----- Provided data -----

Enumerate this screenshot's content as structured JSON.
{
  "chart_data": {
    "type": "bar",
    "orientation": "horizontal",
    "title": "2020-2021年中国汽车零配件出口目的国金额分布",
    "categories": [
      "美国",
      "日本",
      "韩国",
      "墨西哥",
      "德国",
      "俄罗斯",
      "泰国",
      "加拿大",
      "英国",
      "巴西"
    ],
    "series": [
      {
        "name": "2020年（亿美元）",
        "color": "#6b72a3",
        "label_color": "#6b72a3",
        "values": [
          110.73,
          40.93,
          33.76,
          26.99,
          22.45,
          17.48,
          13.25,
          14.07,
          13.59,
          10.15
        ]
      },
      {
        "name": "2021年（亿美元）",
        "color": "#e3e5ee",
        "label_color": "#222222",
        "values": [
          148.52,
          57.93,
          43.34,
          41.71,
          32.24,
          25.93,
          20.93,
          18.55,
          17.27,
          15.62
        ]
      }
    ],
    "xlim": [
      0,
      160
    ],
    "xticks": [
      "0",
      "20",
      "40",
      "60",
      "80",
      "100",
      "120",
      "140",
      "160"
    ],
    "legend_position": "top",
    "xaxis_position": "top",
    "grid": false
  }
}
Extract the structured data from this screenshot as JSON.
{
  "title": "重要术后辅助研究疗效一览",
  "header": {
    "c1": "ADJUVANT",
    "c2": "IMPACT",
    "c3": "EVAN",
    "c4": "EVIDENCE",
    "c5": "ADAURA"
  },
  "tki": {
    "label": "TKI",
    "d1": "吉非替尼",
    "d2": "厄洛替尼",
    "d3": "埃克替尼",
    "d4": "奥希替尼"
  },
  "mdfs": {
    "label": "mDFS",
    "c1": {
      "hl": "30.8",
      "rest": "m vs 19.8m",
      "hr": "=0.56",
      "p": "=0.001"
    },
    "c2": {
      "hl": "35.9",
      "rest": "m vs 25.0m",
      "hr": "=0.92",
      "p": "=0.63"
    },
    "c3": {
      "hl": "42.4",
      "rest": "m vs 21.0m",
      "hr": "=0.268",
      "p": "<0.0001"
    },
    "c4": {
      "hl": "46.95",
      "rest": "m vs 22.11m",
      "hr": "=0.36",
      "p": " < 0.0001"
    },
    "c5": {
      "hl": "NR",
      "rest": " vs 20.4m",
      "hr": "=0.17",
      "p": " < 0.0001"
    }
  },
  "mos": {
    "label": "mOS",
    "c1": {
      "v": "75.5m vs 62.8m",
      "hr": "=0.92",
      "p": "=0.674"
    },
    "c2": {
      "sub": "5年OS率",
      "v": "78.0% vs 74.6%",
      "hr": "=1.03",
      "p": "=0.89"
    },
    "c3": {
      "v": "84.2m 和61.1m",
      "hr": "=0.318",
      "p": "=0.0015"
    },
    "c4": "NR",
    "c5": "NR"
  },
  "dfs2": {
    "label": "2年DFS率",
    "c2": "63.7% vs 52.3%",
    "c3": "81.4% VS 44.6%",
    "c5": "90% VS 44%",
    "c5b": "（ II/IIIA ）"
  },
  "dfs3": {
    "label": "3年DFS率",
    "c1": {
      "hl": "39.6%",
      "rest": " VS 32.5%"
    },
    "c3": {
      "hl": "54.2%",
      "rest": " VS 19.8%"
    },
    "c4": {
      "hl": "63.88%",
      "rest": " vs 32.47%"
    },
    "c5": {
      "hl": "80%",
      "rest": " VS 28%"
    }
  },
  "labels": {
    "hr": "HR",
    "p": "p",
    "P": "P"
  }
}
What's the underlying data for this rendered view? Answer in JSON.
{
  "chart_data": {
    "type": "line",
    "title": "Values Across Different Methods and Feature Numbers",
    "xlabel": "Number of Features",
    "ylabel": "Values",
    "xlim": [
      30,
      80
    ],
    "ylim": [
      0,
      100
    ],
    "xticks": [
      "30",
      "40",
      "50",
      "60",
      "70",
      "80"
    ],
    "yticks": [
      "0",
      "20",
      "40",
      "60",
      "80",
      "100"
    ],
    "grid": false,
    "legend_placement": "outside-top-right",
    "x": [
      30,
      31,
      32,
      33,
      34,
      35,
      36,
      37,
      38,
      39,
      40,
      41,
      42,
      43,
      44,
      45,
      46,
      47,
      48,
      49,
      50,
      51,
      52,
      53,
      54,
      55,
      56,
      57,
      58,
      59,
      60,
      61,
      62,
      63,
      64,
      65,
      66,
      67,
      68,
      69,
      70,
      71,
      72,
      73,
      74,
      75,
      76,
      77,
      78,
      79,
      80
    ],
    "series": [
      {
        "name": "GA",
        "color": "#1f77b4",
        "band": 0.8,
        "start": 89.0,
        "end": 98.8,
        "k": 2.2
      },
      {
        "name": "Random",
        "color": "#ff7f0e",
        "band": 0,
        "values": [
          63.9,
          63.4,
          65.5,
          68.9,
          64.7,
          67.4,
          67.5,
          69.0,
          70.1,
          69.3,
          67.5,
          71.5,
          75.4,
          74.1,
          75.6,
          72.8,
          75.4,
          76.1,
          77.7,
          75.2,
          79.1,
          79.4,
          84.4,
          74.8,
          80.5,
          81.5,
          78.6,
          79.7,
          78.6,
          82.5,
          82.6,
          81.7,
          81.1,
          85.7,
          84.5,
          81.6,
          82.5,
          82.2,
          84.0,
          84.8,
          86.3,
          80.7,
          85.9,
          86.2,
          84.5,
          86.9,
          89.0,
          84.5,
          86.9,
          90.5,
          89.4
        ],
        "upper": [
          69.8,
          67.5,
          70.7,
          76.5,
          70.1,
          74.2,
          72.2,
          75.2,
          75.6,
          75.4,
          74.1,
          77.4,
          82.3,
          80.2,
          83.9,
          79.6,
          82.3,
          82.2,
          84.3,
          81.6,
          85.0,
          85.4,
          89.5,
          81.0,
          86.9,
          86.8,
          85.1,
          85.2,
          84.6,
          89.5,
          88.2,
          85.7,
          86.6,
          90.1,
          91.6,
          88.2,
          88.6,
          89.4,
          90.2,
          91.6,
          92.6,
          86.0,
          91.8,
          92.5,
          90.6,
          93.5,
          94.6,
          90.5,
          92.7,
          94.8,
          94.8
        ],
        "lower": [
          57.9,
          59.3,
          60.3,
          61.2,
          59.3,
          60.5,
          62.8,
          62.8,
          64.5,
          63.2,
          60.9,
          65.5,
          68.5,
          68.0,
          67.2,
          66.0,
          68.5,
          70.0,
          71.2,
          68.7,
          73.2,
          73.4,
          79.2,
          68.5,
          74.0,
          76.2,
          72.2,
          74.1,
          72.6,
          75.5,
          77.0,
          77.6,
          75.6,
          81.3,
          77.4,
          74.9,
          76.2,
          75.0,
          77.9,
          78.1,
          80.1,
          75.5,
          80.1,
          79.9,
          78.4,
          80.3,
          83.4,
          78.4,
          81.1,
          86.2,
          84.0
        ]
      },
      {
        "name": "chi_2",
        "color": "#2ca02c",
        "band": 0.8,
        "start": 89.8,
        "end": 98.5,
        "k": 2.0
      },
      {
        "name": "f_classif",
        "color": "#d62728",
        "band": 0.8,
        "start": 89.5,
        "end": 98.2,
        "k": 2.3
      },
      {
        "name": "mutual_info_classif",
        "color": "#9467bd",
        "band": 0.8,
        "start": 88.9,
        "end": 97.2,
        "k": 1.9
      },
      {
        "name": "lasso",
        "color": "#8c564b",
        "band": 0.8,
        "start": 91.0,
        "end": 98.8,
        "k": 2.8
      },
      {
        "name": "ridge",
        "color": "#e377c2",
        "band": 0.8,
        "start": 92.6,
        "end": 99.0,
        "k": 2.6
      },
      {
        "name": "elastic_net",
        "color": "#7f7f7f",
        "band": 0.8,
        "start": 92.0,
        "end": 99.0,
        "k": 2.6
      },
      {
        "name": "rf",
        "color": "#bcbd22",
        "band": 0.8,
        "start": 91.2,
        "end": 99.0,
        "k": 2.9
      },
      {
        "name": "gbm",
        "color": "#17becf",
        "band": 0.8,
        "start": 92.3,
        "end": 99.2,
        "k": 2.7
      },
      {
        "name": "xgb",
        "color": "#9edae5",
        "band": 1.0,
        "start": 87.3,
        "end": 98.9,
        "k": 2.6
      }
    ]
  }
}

-----

*What you should do*
Find the word "title" in the material, then list each line that holds it.

*Output*
    "title": "2020-2021年中国汽车零配件出口目的国金额分布",
  "title": "重要术后辅助研究疗效一览",
    "title": "Values Across Different Methods and Feature Numbers",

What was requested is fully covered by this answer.